> _Exercise task_: Locate the string "digit" throughout the material and copy every line in which it occurs.

A block of data:
---*---

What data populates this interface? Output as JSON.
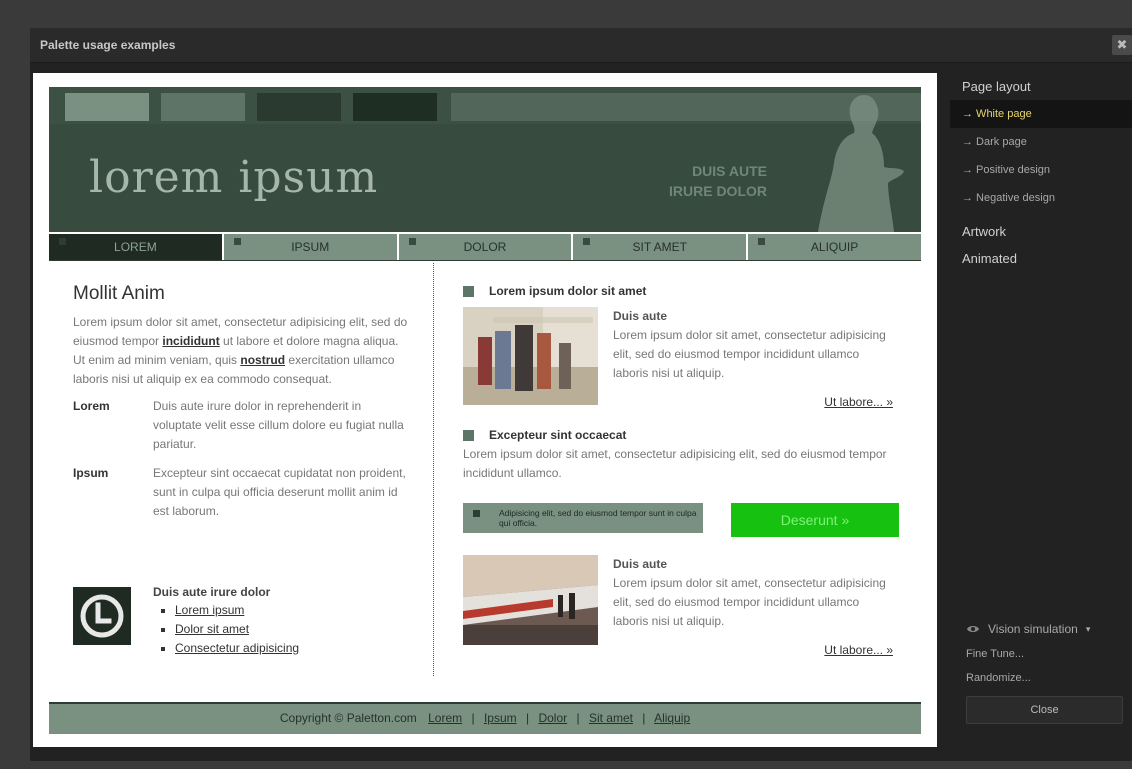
{
  "dialog": {
    "title": "Palette usage examples",
    "close_glyph": "✖"
  },
  "colors": {
    "darkest": "#1e2a22",
    "dark": "#384b3f",
    "mid": "#52665a",
    "light": "#7a9080",
    "lighter": "#8a9f90",
    "accent_green": "#17c10f",
    "highlight_yellow": "#e7d66f"
  },
  "preview": {
    "logo": "lorem ipsum",
    "tagline_1": "DUIS AUTE",
    "tagline_2": "IRURE DOLOR",
    "nav": [
      "LOREM",
      "IPSUM",
      "DOLOR",
      "SIT AMET",
      "ALIQUIP"
    ],
    "left": {
      "heading": "Mollit Anim",
      "para_1": "Lorem ipsum dolor sit amet, consectetur adipisicing elit, sed do eiusmod tempor ",
      "link_1": "incididunt",
      "para_2": " ut labore et dolore magna aliqua. Ut enim ad minim veniam, quis ",
      "link_2": "nostrud",
      "para_3": " exercitation ullamco laboris nisi ut aliquip ex ea commodo consequat.",
      "defs": [
        {
          "term": "Lorem",
          "desc": "Duis aute irure dolor in reprehenderit in voluptate velit esse cillum dolore eu fugiat nulla pariatur."
        },
        {
          "term": "Ipsum",
          "desc": "Excepteur sint occaecat cupidatat non proident, sunt in culpa qui officia deserunt mollit anim id est laborum."
        }
      ],
      "list_title": "Duis aute irure dolor",
      "list": [
        "Lorem ipsum",
        "Dolor sit amet",
        "Consectetur adipisicing"
      ]
    },
    "right": {
      "section_1": "Lorem ipsum dolor sit amet",
      "article_1_title": "Duis aute",
      "article_1_text": "Lorem ipsum dolor sit amet, consectetur adipisicing elit, sed do eiusmod tempor incididunt ullamco laboris nisi ut aliquip.",
      "article_1_more": "Ut labore... »",
      "section_2": "Excepteur sint occaecat",
      "section_2_text": "Lorem ipsum dolor sit amet, consectetur adipisicing elit, sed do eiusmod tempor incididunt ullamco.",
      "note": "Adipisicing elit, sed do eiusmod tempor sunt in culpa qui officia.",
      "cta": "Deserunt »",
      "article_2_title": "Duis aute",
      "article_2_text": "Lorem ipsum dolor sit amet, consectetur adipisicing elit, sed do eiusmod tempor incididunt ullamco laboris nisi ut aliquip.",
      "article_2_more": "Ut labore... »"
    },
    "footer": {
      "copyright": "Copyright © Paletton.com",
      "links": [
        "Lorem",
        "Ipsum",
        "Dolor",
        "Sit amet",
        "Aliquip"
      ],
      "separator": "|"
    }
  },
  "side": {
    "heading_layout": "Page layout",
    "layout_items": [
      "→ White page",
      "→ Dark page",
      "→ Positive design",
      "→ Negative design"
    ],
    "heading_artwork": "Artwork",
    "heading_animated": "Animated",
    "vision": "Vision simulation",
    "vision_caret": "▾",
    "fine_tune": "Fine Tune...",
    "randomize": "Randomize...",
    "close": "Close"
  }
}
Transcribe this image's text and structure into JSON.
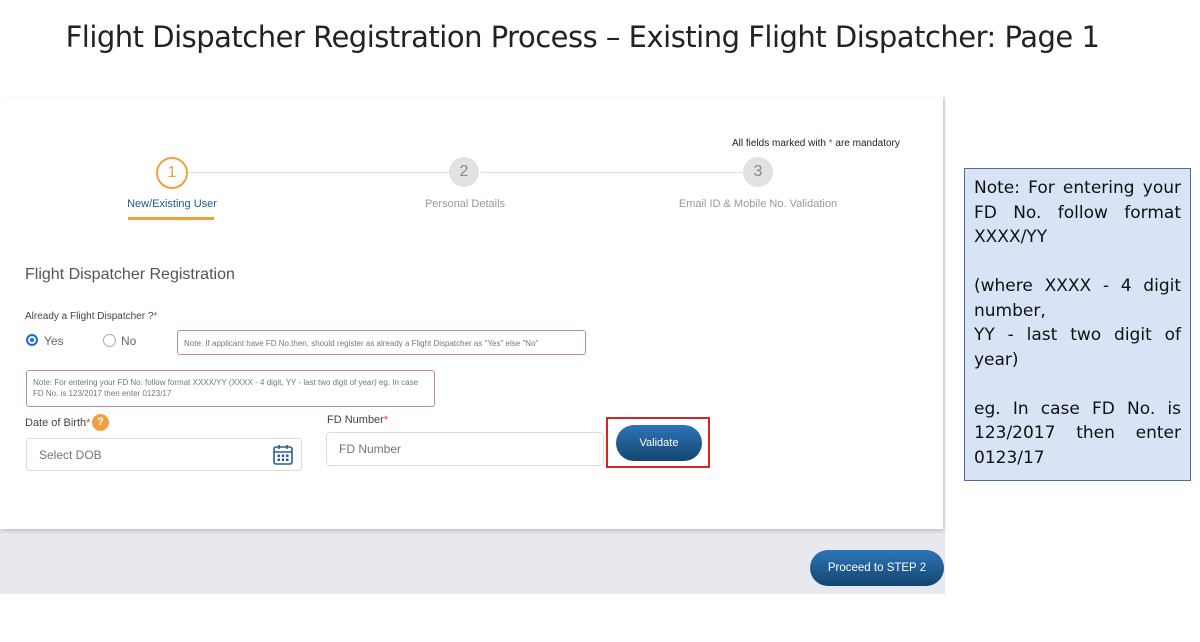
{
  "slide_title": "Flight Dispatcher Registration Process – Existing Flight Dispatcher: Page 1",
  "form": {
    "mandatory_note": "All fields marked with",
    "mandatory_star": "*",
    "mandatory_suffix": "are mandatory",
    "steps": [
      {
        "number": "1",
        "label": "New/Existing User",
        "state": "active"
      },
      {
        "number": "2",
        "label": "Personal Details",
        "state": "inactive"
      },
      {
        "number": "3",
        "label": "Email ID & Mobile No. Validation",
        "state": "inactive"
      }
    ],
    "section_heading": "Flight Dispatcher Registration",
    "already_label": "Already a Flight Dispatcher ?",
    "star": "*",
    "radio_yes": "Yes",
    "radio_no": "No",
    "selected": "Yes",
    "info_note": "Note: If applicant have FD No.then, should register as already a Flight Dispatcher as \"Yes\" else \"No\"",
    "format_note": "Note: For entering your FD No. follow format XXXX/YY (XXXX - 4 digit, YY - last two digit of year) eg. In case FD No. is 123/2017 then enter 0123/17",
    "dob_label": "Date of Birth",
    "dob_help": "?",
    "dob_placeholder": "Select DOB",
    "fd_label": "FD Number",
    "fd_placeholder": "FD Number",
    "validate_label": "Validate",
    "proceed_label": "Proceed to STEP 2"
  },
  "side_note": {
    "line1": "Note: For entering your FD No. follow format XXXX/YY",
    "line2": "(where XXXX - 4 digit number,",
    "line3": "YY - last two digit of year)",
    "line4": "eg. In case FD No. is 123/2017 then enter 0123/17"
  },
  "colors": {
    "accent_orange": "#f0a040",
    "primary_blue": "#1e5a8c",
    "highlight_red": "#d32626",
    "side_note_bg": "#d8e4f5"
  },
  "icons": {
    "calendar": "calendar-icon",
    "help": "help-icon"
  }
}
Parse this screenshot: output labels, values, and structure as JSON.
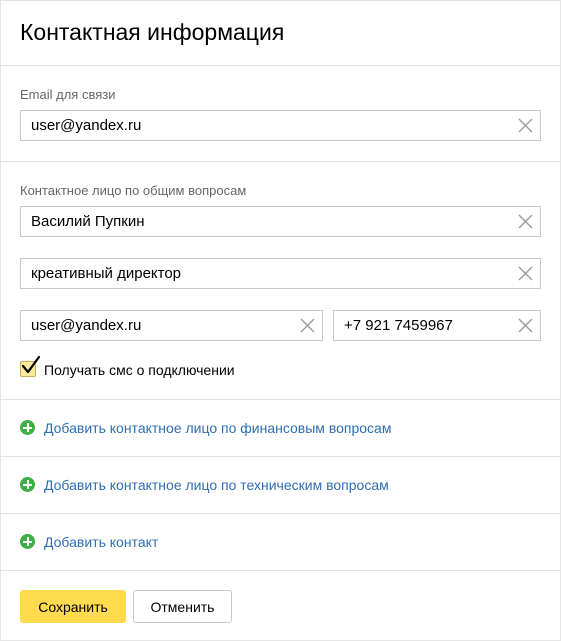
{
  "title": "Контактная информация",
  "email_section": {
    "label": "Email для связи",
    "email_value": "user@yandex.ru"
  },
  "contact_section": {
    "label": "Контактное лицо по общим вопросам",
    "name_value": "Василий Пупкин",
    "position_value": "креативный директор",
    "contact_email_value": "user@yandex.ru",
    "phone_value": "+7 921 7459967",
    "sms_checkbox": {
      "label": "Получать смс о подключении",
      "checked": true
    }
  },
  "add_links": {
    "finance": "Добавить контактное лицо по финансовым вопросам",
    "technical": "Добавить контактное лицо по техническим вопросам",
    "contact": "Добавить контакт"
  },
  "buttons": {
    "save": "Сохранить",
    "cancel": "Отменить"
  },
  "icons": {
    "clear": "close-icon",
    "add": "plus-circle-icon",
    "check": "checkmark-icon"
  },
  "colors": {
    "accent_button": "#ffdb4d",
    "link": "#2e6eb5",
    "add_icon": "#3fae46",
    "checkbox_fill": "#fde9a0"
  }
}
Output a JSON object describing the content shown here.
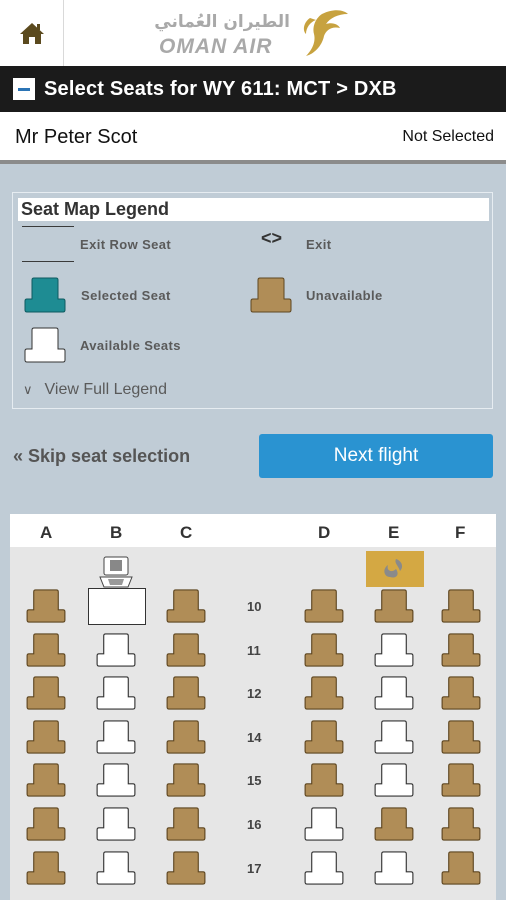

---*---

> _Solution for this exercise_:
    "format_note": "Note: For entering your FD No. follow format XXXX/YY (XXXX - 4 digit, YY - last two digit of year) eg. In case FD No. is 123/2017 then enter 0123/17",
    "line2": "(where XXXX - 4 digit number,",
    "line3": "YY - last two digit of year)",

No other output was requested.